Report only the number of lines in this material that include "некоммерческим".

/---

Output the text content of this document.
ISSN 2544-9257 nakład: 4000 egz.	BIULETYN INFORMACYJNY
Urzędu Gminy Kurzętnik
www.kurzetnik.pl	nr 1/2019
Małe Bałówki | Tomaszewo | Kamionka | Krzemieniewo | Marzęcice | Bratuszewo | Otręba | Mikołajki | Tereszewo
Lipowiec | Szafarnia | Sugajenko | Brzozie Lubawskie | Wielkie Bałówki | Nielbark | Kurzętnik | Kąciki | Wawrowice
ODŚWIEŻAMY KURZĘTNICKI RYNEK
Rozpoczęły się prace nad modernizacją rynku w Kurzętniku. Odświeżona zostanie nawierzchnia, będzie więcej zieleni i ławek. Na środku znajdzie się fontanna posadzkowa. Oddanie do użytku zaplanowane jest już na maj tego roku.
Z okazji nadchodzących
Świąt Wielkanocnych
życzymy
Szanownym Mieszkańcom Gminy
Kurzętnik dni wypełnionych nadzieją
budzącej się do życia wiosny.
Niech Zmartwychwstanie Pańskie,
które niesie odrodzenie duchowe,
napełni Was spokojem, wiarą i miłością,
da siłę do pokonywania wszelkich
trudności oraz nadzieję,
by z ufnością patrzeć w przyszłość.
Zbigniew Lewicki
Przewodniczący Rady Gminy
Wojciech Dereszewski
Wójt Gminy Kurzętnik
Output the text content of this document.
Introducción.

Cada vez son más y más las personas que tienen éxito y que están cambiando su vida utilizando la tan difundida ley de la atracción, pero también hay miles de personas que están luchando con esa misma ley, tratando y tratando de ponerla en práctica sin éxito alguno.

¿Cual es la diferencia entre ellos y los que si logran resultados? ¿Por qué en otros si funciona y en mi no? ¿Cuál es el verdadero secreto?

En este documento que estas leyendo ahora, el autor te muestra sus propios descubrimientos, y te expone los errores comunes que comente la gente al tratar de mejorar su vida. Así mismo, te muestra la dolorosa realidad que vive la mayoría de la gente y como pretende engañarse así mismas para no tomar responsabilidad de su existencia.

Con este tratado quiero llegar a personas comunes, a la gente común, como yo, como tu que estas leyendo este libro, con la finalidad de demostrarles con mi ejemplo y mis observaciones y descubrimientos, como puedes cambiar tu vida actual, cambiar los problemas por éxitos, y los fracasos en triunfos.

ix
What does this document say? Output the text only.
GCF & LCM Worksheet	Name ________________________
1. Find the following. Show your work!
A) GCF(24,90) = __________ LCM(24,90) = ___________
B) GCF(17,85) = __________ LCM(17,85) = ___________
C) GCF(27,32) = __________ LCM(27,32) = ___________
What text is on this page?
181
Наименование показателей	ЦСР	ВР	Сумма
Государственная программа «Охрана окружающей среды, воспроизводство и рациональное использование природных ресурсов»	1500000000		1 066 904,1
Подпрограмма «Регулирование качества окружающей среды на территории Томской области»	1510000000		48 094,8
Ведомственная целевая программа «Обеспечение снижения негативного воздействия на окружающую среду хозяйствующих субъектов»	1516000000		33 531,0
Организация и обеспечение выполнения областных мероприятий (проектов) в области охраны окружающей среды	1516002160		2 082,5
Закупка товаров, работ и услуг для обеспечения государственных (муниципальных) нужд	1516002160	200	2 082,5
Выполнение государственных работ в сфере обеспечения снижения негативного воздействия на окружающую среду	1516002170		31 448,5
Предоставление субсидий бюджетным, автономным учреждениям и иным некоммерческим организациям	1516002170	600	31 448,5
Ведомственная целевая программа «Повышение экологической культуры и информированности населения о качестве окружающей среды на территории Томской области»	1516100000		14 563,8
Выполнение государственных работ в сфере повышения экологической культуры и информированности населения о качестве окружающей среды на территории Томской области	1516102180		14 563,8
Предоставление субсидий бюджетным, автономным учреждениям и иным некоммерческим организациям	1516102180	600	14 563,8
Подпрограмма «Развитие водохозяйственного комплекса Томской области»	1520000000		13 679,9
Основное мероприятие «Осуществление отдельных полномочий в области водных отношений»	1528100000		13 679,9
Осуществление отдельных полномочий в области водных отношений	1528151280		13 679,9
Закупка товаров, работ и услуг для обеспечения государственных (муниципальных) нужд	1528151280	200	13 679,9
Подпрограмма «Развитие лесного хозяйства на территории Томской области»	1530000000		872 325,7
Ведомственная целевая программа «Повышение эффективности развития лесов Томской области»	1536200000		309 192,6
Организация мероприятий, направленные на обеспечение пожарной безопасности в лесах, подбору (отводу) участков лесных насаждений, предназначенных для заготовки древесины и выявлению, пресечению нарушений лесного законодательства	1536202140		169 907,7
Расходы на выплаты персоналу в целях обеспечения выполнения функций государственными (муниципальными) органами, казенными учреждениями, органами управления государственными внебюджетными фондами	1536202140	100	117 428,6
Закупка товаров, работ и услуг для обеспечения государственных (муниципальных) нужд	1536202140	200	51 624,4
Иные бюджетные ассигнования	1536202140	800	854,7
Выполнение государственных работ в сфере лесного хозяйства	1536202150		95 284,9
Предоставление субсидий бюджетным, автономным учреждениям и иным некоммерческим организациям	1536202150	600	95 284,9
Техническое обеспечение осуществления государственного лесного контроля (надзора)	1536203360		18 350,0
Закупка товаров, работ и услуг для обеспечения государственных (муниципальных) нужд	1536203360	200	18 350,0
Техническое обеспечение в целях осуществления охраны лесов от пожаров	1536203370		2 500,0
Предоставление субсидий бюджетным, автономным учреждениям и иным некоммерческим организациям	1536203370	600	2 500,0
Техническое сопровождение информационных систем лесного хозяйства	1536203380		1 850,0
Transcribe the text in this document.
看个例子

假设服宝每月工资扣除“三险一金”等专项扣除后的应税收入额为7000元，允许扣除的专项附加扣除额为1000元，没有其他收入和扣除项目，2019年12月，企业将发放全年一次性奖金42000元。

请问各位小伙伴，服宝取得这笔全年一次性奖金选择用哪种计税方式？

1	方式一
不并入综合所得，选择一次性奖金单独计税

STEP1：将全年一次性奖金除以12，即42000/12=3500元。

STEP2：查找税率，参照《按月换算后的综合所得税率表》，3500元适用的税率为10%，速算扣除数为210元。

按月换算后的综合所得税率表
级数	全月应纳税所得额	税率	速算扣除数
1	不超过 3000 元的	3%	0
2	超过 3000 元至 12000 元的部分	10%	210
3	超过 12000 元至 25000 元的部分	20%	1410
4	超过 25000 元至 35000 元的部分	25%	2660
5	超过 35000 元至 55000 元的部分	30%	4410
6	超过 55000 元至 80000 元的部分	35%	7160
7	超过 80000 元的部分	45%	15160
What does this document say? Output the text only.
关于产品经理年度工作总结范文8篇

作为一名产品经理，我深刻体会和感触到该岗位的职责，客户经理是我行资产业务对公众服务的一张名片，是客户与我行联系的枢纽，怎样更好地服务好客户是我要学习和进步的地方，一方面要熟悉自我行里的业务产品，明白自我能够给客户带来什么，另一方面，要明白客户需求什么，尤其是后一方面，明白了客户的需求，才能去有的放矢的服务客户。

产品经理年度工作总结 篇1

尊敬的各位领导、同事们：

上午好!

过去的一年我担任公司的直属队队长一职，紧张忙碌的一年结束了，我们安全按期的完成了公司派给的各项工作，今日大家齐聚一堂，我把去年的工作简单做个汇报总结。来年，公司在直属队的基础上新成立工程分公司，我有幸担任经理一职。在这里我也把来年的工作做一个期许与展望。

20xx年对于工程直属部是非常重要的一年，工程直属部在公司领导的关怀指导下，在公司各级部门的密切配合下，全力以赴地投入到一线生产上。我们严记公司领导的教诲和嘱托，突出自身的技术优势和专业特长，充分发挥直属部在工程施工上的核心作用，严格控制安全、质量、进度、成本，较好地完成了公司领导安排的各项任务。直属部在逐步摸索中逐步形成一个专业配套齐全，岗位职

\---

*PROBLEM SOLUTION*
4